> _Required task_: Copy out all of the material, matching it word for word.

> _Data supplied_:

┄┄┄┄┄┄┄┄┄┄

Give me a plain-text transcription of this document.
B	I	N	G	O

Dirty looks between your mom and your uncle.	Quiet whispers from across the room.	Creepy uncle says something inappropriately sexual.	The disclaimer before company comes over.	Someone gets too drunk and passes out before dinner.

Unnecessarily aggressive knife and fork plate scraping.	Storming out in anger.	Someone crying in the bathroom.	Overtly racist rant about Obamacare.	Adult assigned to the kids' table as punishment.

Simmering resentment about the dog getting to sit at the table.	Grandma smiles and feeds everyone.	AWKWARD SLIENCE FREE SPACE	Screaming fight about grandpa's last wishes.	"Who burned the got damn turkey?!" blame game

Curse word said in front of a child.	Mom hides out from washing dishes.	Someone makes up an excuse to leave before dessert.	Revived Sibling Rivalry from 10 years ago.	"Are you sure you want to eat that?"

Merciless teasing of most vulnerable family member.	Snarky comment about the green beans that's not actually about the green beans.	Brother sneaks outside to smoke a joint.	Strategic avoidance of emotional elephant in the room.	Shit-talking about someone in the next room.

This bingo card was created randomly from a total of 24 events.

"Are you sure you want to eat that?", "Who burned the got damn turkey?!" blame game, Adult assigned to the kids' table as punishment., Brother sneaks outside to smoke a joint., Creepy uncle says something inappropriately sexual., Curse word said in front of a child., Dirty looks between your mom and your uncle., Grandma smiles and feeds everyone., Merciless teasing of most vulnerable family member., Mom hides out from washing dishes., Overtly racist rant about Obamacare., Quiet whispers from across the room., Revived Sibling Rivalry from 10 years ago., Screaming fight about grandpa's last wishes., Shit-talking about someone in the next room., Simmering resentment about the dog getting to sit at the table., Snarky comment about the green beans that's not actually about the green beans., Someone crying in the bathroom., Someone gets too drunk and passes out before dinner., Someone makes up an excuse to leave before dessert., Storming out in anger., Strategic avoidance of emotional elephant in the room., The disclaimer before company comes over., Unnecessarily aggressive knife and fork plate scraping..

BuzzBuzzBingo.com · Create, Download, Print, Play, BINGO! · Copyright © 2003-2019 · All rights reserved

┄┄┄┄┄┄┄┄┄┄

> _Finished task_:
Give me a plain-text transcription of this document.
B	I	N	G	O

Dirty looks between your mom and your uncle.	Quiet whispers from across the room.	Creepy uncle says something inappropriately sexual.	The disclaimer before company comes over.	Someone gets too drunk and passes out before dinner.

Unnecessarily aggressive knife and fork plate scraping.	Storming out in anger.	Someone crying in the bathroom.	Overtly racist rant about Obamacare.	Adult assigned to the kids' table as punishment.

Simmering resentment about the dog getting to sit at the table.	Grandma smiles and feeds everyone.	AWKWARD SLIENCE FREE SPACE	Screaming fight about grandpa's last wishes.	"Who burned the got damn turkey?!" blame game

Curse word said in front of a child.	Mom hides out from washing dishes.	Someone makes up an excuse to leave before dessert.	Revived Sibling Rivalry from 10 years ago.	"Are you sure you want to eat that?"

Merciless teasing of most vulnerable family member.	Snarky comment about the green beans that's not actually about the green beans.	Brother sneaks outside to smoke a joint.	Strategic avoidance of emotional elephant in the room.	Shit-talking about someone in the next room.

This bingo card was created randomly from a total of 24 events.

"Are you sure you want to eat that?", "Who burned the got damn turkey?!" blame game, Adult assigned to the kids' table as punishment., Brother sneaks outside to smoke a joint., Creepy uncle says something inappropriately sexual., Curse word said in front of a child., Dirty looks between your mom and your uncle., Grandma smiles and feeds everyone., Merciless teasing of most vulnerable family member., Mom hides out from washing dishes., Overtly racist rant about Obamacare., Quiet whispers from across the room., Revived Sibling Rivalry from 10 years ago., Screaming fight about grandpa's last wishes., Shit-talking about someone in the next room., Simmering resentment about the dog getting to sit at the table., Snarky comment about the green beans that's not actually about the green beans., Someone crying in the bathroom., Someone gets too drunk and passes out before dinner., Someone makes up an excuse to leave before dessert., Storming out in anger., Strategic avoidance of emotional elephant in the room., The disclaimer before company comes over., Unnecessarily aggressive knife and fork plate scraping..

BuzzBuzzBingo.com · Create, Download, Print, Play, BINGO! · Copyright © 2003-2019 · All rights reserved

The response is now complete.